§ **REQUIREMENT A**: In the forum thread on wild grape vines, what does Wildcrofthollow say the "brain" growing from the cut vine is?

======== TEXT PROVIDED

# Wild Grape Vines



## Mark Williams

I have a great deal of muscadine (sp) grape vines on my property. Some are 5-6" in diameter at the base.

Someone has cut a few of them off a few feet from the ground for whatever reason. Would it be possible to transplant some of these vines to another area without killing them? I would like to plant a few on my pasture.

Thanks for any input,

Mark


----------



## MELOC

are these foxgrapes?


----------



## Mark Williams

I've always just called them Muscadines. I've never heard the term "foxgrapes" before.

I found grape forum from doing a websearch.; Sounds like a hit'miss as far as transplanting. Seeing as though they are already cut, all I have to lose is the labor.

I may try pulling a smaller vine out of a tree and trellis it. I've got a bunch of them to play with , so who knows.

I've been thinking of starting a small vineyard anyway. 

With that in mind, I wonder if having these wild grapes about might be a problem with cross pollination?


----------



## MELOC

i just did a little research very quickly. apparently fox grapes are different than muscadines.

http://en.wikipedia.org/wiki/Muscad 

from what i read at wikipedia, you should have no problem with cross-pollination.

http://www.all-creatures.org/pica/ftshl-grape.html


----------



## Mark Williams

Thanks very much Meloc. 

One of the cut vines had a very unusual glob of something growing from the vine. It looked like a "brain" for lack of better description. I noticed ants seemed to like it, So I tasted it . I may have stumbled onto a new delicasy


----------



## marvella

i will gladly pay you for some cuttings. i looooove muscadines and they are getting scarce around here.

would you like to sell some?


----------



## Wildcrofthollow

Hi Mark,

If you have Muscadines you are in high cotton so to speak. Jellies, jams, wine, the whole shootin match.

I don't have any experience with transplanting them, though I have had some experience with fox grape (_Vitis lambrusca_)which I have a lot of. (I have cut it back a lot and it seems to come right back without much trouble)

the "brain" is jelly from the cut stem, It is edible and really not too bad.

Grape vines are a good way to get purified water in a survival situation. cut a small vine off about 3' above the ground and bend it so that it drips into a drinking vessel of some sort. In the spring you will get a copious amount of slightly tangy water that is pure and good to drink. In the summer and fall this does not seem to work. You can recut the vine once it stops dripping, and it will restart, but it will get smart about the 3rd time you do it.

I would try root pruning in the summer, cut the vine slam off in the fall and then transplant. I have also heard that you can get new babies by layering the vine (cut small notch, add rotenone powder, dig shallow trench and lay the notched vine into it, cover with a brick, and wait until the next spring or fall to cut the vine and transplant the little one) I have not tried this with grapes tho.

================

§ **REQUIREMENT B**: In the entries below, rewrite the lines starting at the one containing "table-row[interactable]: GLOBAL 24.10" and ending at the one containing "prev-price-link[interactable]: 3.24 xyxy=(197,501,389,525)" as a Markdown table with columns Row and Line, leaving out blank lines.

======== DATA SHOWN

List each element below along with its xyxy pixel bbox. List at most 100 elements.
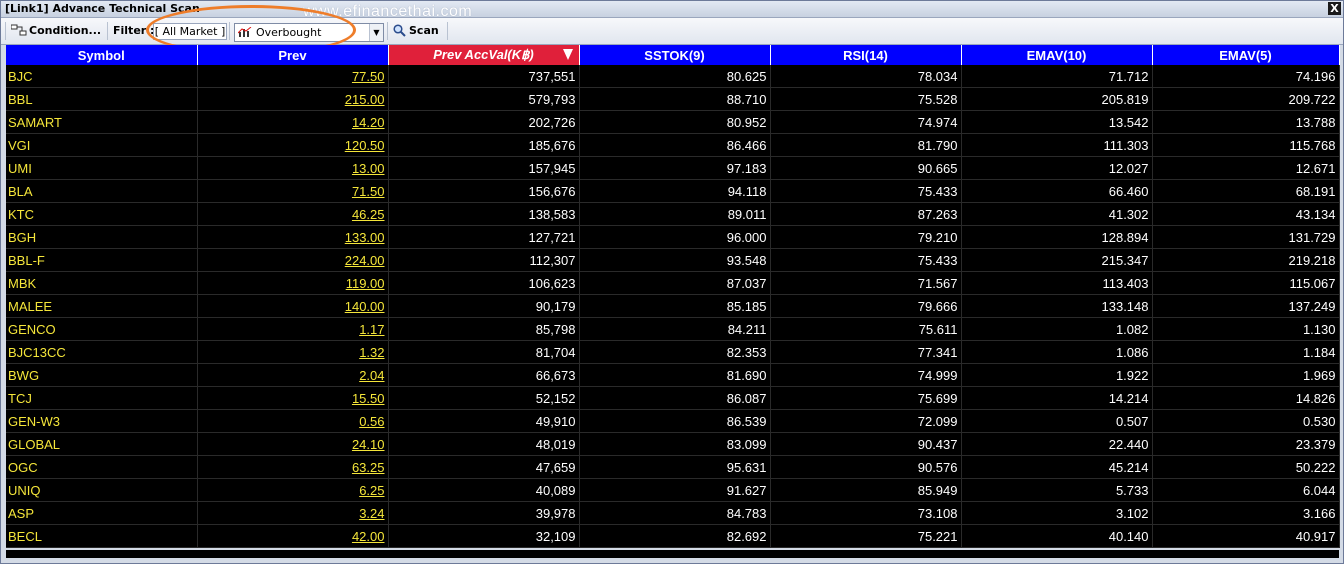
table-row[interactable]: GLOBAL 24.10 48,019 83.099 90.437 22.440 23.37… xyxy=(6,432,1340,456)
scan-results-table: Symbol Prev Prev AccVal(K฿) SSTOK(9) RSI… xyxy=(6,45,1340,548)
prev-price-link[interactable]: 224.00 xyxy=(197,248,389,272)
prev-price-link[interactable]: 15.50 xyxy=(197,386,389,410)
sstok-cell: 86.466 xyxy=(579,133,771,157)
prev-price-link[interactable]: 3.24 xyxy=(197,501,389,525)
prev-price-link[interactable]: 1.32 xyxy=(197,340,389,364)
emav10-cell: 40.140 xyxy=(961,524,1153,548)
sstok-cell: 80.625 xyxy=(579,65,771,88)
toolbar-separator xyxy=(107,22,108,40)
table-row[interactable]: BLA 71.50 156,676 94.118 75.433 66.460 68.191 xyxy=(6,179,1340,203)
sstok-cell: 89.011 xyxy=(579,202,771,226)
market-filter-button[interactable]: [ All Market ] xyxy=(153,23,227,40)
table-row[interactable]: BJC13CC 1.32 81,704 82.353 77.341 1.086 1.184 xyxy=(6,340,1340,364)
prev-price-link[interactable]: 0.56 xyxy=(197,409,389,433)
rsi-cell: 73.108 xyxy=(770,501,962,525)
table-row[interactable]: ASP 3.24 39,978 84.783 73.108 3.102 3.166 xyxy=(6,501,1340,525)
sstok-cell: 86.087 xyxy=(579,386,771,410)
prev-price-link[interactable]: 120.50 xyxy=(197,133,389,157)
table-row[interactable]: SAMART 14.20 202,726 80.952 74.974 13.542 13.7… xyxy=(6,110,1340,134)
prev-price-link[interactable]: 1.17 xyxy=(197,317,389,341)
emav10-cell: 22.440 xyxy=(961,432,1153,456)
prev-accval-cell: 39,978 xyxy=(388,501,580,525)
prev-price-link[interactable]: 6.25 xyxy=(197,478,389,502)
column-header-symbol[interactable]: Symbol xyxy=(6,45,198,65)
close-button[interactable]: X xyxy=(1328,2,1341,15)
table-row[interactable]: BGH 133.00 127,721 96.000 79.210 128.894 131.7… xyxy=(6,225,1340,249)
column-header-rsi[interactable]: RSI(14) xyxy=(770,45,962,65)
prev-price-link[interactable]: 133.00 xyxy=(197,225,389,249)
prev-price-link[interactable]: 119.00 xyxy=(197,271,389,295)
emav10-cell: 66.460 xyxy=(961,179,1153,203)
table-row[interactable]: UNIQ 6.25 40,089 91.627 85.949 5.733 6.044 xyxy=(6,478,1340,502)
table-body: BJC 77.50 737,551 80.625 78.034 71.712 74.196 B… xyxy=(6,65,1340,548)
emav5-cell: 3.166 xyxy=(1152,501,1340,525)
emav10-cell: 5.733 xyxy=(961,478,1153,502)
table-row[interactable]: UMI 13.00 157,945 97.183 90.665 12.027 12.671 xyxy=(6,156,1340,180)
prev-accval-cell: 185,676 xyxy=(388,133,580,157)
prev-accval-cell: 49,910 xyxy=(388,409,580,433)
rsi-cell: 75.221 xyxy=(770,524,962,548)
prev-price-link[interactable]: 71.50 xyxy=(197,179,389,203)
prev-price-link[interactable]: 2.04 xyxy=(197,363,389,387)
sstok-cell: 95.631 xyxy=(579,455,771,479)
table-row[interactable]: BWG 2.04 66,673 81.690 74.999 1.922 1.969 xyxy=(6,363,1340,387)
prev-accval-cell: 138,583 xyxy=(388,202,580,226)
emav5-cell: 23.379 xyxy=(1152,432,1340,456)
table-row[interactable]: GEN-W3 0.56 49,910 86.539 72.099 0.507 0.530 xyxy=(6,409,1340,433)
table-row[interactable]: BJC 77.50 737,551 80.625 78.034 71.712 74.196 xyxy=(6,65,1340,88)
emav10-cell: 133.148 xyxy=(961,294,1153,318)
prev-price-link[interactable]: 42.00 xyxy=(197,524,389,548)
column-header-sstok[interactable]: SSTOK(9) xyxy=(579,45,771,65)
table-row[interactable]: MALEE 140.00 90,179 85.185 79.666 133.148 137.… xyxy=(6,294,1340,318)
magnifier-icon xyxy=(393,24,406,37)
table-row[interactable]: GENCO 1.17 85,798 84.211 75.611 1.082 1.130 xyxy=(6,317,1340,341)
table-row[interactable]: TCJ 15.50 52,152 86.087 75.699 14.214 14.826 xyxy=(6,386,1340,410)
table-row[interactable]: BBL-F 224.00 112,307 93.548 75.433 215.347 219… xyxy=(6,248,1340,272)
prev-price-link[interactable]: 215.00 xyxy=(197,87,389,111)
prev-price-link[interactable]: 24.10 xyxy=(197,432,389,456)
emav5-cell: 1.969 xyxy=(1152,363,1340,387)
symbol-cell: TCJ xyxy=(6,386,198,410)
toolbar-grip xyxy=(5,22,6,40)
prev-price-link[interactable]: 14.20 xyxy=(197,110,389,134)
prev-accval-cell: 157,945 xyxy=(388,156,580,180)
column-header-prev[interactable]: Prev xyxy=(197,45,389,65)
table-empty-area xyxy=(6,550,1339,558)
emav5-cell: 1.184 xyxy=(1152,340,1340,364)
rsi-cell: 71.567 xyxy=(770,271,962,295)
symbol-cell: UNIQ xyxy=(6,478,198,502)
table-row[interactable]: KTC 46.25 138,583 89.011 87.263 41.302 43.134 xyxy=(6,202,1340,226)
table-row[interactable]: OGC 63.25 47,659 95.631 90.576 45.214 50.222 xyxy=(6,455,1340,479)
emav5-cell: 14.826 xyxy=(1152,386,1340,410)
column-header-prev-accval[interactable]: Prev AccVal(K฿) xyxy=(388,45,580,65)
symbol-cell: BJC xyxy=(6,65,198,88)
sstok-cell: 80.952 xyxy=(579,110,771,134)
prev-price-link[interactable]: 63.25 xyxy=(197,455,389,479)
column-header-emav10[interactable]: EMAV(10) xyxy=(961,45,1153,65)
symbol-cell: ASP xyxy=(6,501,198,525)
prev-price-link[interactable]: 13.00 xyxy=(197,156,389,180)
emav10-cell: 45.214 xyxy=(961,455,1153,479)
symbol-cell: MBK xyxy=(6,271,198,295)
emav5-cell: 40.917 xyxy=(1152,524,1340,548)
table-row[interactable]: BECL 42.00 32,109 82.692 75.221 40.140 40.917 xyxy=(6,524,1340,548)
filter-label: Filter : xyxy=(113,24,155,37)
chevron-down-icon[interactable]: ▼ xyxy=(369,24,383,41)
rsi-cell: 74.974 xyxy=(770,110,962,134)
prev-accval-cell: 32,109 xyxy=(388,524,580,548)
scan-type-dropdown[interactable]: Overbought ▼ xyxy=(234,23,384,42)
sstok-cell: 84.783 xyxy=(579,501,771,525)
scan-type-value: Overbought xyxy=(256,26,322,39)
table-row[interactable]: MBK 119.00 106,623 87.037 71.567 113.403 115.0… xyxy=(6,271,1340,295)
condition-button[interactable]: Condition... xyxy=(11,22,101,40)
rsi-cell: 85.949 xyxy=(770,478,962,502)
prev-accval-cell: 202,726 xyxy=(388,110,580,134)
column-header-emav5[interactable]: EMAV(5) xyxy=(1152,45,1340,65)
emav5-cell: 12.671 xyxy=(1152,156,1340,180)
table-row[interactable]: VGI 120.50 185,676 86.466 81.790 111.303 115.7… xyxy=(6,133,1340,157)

================

§ **REPLY A**: Jelly from the cut stem.

§ **REPLY B**:
| Row | Line |
|---|---|
| 1 | table-row[interactable]: GLOBAL 24.10 48,019 83.099 90.437 22.440 23.37… xyxy=(6,432,1340,456) |
| 2 | scan-results-table: Symbol Prev Prev AccVal(K฿) SSTOK(9) RSI… xyxy=(6,45,1340,548) |
| 3 | prev-price-link[interactable]: 224.00 xyxy=(197,248,389,272) |
| 4 | prev-price-link[interactable]: 15.50 xyxy=(197,386,389,410) |
| 5 | sstok-cell: 86.466 xyxy=(579,133,771,157) |
| 6 | prev-price-link[interactable]: 3.24 xyxy=(197,501,389,525) |